Short exercise: Below are the records; pull every line that includes "бюджетного".

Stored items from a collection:
◇ ◇ ◇ ◇ ◇

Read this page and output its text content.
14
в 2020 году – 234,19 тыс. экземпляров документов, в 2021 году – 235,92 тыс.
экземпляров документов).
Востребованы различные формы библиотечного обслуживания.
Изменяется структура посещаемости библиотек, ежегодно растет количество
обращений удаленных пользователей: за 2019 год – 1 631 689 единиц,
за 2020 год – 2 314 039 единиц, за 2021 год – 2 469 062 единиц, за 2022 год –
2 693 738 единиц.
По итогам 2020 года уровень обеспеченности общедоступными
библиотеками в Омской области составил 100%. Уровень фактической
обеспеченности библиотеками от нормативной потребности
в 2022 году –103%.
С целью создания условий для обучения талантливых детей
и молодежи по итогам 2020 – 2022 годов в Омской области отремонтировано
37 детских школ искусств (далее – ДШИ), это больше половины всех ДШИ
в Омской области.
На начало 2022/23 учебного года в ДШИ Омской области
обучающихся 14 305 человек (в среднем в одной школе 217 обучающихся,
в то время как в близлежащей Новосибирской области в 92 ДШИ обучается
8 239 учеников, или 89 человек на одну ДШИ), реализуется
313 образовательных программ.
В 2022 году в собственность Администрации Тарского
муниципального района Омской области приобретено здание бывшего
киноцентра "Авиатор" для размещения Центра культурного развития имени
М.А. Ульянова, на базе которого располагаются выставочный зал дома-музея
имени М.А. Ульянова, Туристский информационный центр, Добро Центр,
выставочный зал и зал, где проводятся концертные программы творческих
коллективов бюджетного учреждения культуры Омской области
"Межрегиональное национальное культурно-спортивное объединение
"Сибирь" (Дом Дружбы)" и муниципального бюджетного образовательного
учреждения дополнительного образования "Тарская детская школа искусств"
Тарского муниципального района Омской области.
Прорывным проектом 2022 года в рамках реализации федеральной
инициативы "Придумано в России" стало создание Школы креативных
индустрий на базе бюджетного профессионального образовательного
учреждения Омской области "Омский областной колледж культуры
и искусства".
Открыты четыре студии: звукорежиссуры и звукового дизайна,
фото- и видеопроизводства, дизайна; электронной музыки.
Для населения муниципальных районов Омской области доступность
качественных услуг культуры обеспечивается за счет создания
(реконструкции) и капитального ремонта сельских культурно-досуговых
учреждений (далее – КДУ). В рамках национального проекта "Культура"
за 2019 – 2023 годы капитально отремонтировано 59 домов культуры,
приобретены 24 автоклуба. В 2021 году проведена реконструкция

◇ ◇ ◇ ◇ ◇

Written answer:
коллективов бюджетного учреждения культуры Омской области
"Сибирь" (Дом Дружбы)" и муниципального бюджетного образовательного
индустрий на базе бюджетного профессионального образовательного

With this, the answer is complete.